» **WHAT THE TASK ASKS**
Transcribe all of the material exactly. Any picture in it should be left out.

◆ ◆ ◆ ◆ ◆

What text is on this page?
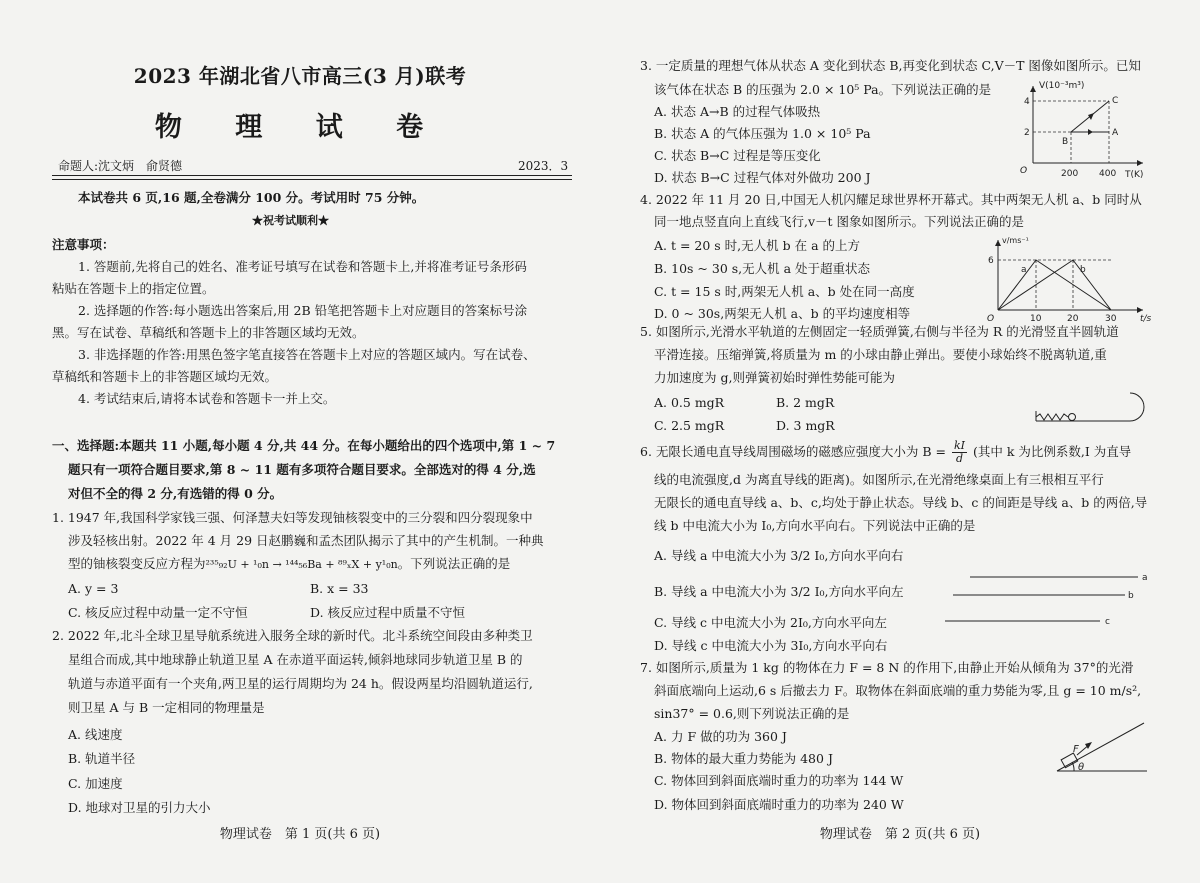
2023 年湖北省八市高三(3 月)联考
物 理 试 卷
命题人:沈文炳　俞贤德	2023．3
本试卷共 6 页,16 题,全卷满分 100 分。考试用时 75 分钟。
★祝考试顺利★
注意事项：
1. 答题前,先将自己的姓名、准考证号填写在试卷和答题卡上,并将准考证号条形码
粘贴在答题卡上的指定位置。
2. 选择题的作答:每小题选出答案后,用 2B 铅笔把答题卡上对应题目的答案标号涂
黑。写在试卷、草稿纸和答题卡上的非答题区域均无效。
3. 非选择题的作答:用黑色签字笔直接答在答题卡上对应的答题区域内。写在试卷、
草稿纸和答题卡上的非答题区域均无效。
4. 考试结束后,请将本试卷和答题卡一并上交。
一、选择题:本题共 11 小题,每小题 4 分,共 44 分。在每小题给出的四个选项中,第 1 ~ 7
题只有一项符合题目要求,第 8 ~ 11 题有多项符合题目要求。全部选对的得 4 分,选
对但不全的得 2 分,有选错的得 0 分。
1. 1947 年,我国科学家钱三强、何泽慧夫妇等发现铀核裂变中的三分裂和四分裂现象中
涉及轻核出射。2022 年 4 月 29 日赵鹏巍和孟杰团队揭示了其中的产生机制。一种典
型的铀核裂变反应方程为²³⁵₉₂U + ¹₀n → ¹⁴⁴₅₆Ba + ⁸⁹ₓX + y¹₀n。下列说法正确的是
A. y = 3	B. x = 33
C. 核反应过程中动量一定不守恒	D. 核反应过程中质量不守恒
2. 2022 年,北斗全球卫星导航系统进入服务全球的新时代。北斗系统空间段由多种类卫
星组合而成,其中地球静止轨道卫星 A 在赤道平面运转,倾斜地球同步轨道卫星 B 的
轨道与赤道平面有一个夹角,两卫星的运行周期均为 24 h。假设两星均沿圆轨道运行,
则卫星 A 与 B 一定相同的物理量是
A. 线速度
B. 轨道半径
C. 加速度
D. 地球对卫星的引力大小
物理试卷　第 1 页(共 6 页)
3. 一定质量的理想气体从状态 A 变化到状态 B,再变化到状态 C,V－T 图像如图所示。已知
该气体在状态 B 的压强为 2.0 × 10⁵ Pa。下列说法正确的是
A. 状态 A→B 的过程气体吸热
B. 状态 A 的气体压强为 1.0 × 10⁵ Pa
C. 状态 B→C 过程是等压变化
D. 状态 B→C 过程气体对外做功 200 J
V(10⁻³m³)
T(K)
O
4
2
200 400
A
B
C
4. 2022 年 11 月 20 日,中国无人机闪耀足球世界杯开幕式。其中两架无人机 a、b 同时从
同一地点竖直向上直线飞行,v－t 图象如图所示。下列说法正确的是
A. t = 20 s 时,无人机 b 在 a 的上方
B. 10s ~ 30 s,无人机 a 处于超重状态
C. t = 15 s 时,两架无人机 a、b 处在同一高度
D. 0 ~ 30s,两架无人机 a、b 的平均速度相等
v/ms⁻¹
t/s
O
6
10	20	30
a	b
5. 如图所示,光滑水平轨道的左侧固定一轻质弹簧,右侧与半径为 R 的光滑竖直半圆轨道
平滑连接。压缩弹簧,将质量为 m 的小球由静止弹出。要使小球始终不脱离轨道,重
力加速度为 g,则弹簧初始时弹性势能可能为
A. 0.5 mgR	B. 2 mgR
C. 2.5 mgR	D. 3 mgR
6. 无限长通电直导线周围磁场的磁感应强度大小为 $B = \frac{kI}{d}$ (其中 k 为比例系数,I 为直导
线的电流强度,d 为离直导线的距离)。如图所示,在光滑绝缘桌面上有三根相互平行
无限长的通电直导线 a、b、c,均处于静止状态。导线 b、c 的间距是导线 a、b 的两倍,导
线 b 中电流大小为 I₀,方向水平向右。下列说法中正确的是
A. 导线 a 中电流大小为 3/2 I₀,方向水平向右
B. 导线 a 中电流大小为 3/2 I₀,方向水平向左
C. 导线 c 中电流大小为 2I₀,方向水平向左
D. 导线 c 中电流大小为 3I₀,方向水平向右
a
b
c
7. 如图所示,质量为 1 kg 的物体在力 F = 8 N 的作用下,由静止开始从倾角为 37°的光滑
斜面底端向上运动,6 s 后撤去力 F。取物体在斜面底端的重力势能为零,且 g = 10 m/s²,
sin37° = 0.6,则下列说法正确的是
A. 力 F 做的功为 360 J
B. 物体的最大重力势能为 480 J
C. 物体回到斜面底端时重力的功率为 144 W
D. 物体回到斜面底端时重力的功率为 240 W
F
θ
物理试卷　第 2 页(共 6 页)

◆ ◆ ◆ ◆ ◆

» **REPLY**
What text is on this page?
2023 年湖北省八市高三(3 月)联考
物 理 试 卷
命题人:沈文炳　俞贤德	2023．3
本试卷共 6 页,16 题,全卷满分 100 分。考试用时 75 分钟。
★祝考试顺利★
注意事项：
1. 答题前,先将自己的姓名、准考证号填写在试卷和答题卡上,并将准考证号条形码
粘贴在答题卡上的指定位置。
2. 选择题的作答:每小题选出答案后,用 2B 铅笔把答题卡上对应题目的答案标号涂
黑。写在试卷、草稿纸和答题卡上的非答题区域均无效。
3. 非选择题的作答:用黑色签字笔直接答在答题卡上对应的答题区域内。写在试卷、
草稿纸和答题卡上的非答题区域均无效。
4. 考试结束后,请将本试卷和答题卡一并上交。
一、选择题:本题共 11 小题,每小题 4 分,共 44 分。在每小题给出的四个选项中,第 1 ~ 7
题只有一项符合题目要求,第 8 ~ 11 题有多项符合题目要求。全部选对的得 4 分,选
对但不全的得 2 分,有选错的得 0 分。
1. 1947 年,我国科学家钱三强、何泽慧夫妇等发现铀核裂变中的三分裂和四分裂现象中
涉及轻核出射。2022 年 4 月 29 日赵鹏巍和孟杰团队揭示了其中的产生机制。一种典
型的铀核裂变反应方程为²³⁵₉₂U + ¹₀n → ¹⁴⁴₅₆Ba + ⁸⁹ₓX + y¹₀n。下列说法正确的是
A. y = 3	B. x = 33
C. 核反应过程中动量一定不守恒	D. 核反应过程中质量不守恒
2. 2022 年,北斗全球卫星导航系统进入服务全球的新时代。北斗系统空间段由多种类卫
星组合而成,其中地球静止轨道卫星 A 在赤道平面运转,倾斜地球同步轨道卫星 B 的
轨道与赤道平面有一个夹角,两卫星的运行周期均为 24 h。假设两星均沿圆轨道运行,
则卫星 A 与 B 一定相同的物理量是
A. 线速度
B. 轨道半径
C. 加速度
D. 地球对卫星的引力大小
物理试卷　第 1 页(共 6 页)
3. 一定质量的理想气体从状态 A 变化到状态 B,再变化到状态 C,V－T 图像如图所示。已知
该气体在状态 B 的压强为 2.0 × 10⁵ Pa。下列说法正确的是
A. 状态 A→B 的过程气体吸热
B. 状态 A 的气体压强为 1.0 × 10⁵ Pa
C. 状态 B→C 过程是等压变化
D. 状态 B→C 过程气体对外做功 200 J
V(10⁻³m³)
T(K)
O
4
2
200 400
A
B
C
4. 2022 年 11 月 20 日,中国无人机闪耀足球世界杯开幕式。其中两架无人机 a、b 同时从
同一地点竖直向上直线飞行,v－t 图象如图所示。下列说法正确的是
A. t = 20 s 时,无人机 b 在 a 的上方
B. 10s ~ 30 s,无人机 a 处于超重状态
C. t = 15 s 时,两架无人机 a、b 处在同一高度
D. 0 ~ 30s,两架无人机 a、b 的平均速度相等
v/ms⁻¹
t/s
O
6
10	20	30
a	b
5. 如图所示,光滑水平轨道的左侧固定一轻质弹簧,右侧与半径为 R 的光滑竖直半圆轨道
平滑连接。压缩弹簧,将质量为 m 的小球由静止弹出。要使小球始终不脱离轨道,重
力加速度为 g,则弹簧初始时弹性势能可能为
A. 0.5 mgR	B. 2 mgR
C. 2.5 mgR	D. 3 mgR
6. 无限长通电直导线周围磁场的磁感应强度大小为 $B = \frac{kI}{d}$ (其中 k 为比例系数,I 为直导
线的电流强度,d 为离直导线的距离)。如图所示,在光滑绝缘桌面上有三根相互平行
无限长的通电直导线 a、b、c,均处于静止状态。导线 b、c 的间距是导线 a、b 的两倍,导
线 b 中电流大小为 I₀,方向水平向右。下列说法中正确的是
A. 导线 a 中电流大小为 3/2 I₀,方向水平向右
B. 导线 a 中电流大小为 3/2 I₀,方向水平向左
C. 导线 c 中电流大小为 2I₀,方向水平向左
D. 导线 c 中电流大小为 3I₀,方向水平向右
a
b
c
7. 如图所示,质量为 1 kg 的物体在力 F = 8 N 的作用下,由静止开始从倾角为 37°的光滑
斜面底端向上运动,6 s 后撤去力 F。取物体在斜面底端的重力势能为零,且 g = 10 m/s²,
sin37° = 0.6,则下列说法正确的是
A. 力 F 做的功为 360 J
B. 物体的最大重力势能为 480 J
C. 物体回到斜面底端时重力的功率为 144 W
D. 物体回到斜面底端时重力的功率为 240 W
F
θ
物理试卷　第 2 页(共 6 页)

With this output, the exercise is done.